Give an exact transcription of every line, dropping the images.

Data excerpts
** Start **

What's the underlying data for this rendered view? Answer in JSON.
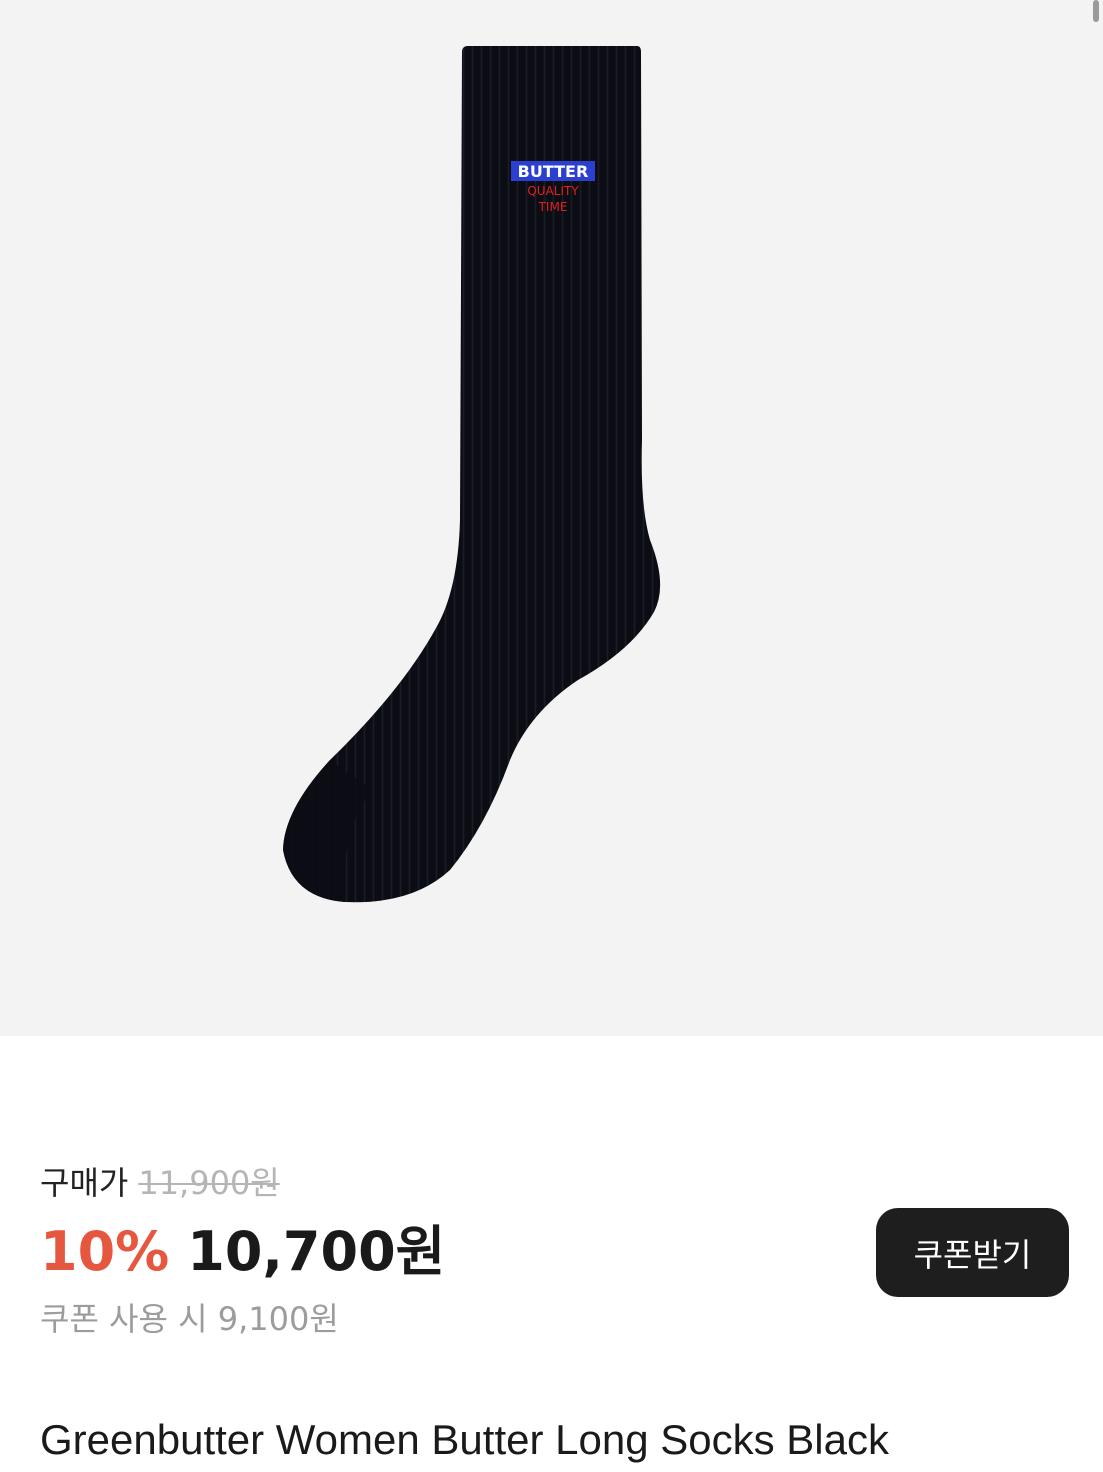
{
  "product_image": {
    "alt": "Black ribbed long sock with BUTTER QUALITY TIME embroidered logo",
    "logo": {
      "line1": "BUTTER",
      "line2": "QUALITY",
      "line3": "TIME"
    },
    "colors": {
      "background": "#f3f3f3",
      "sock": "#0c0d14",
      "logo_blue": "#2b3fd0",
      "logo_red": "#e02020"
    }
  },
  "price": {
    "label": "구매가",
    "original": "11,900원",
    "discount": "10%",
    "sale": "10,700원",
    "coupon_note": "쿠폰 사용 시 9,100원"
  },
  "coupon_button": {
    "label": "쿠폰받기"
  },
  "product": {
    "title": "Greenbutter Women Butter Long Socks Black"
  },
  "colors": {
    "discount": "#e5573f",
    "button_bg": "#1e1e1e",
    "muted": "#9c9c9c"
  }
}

** End **

Answer to the task
What's the underlying data for this rendered view? Answer in JSON.
{
  "product_image": {
    "alt": "Black ribbed long sock with BUTTER QUALITY TIME embroidered logo",
    "logo": {
      "line1": "BUTTER",
      "line2": "QUALITY",
      "line3": "TIME"
    },
    "colors": {
      "background": "#f3f3f3",
      "sock": "#0c0d14",
      "logo_blue": "#2b3fd0",
      "logo_red": "#e02020"
    }
  },
  "price": {
    "label": "구매가",
    "original": "11,900원",
    "discount": "10%",
    "sale": "10,700원",
    "coupon_note": "쿠폰 사용 시 9,100원"
  },
  "coupon_button": {
    "label": "쿠폰받기"
  },
  "product": {
    "title": "Greenbutter Women Butter Long Socks Black"
  },
  "colors": {
    "discount": "#e5573f",
    "button_bg": "#1e1e1e",
    "muted": "#9c9c9c"
  }
}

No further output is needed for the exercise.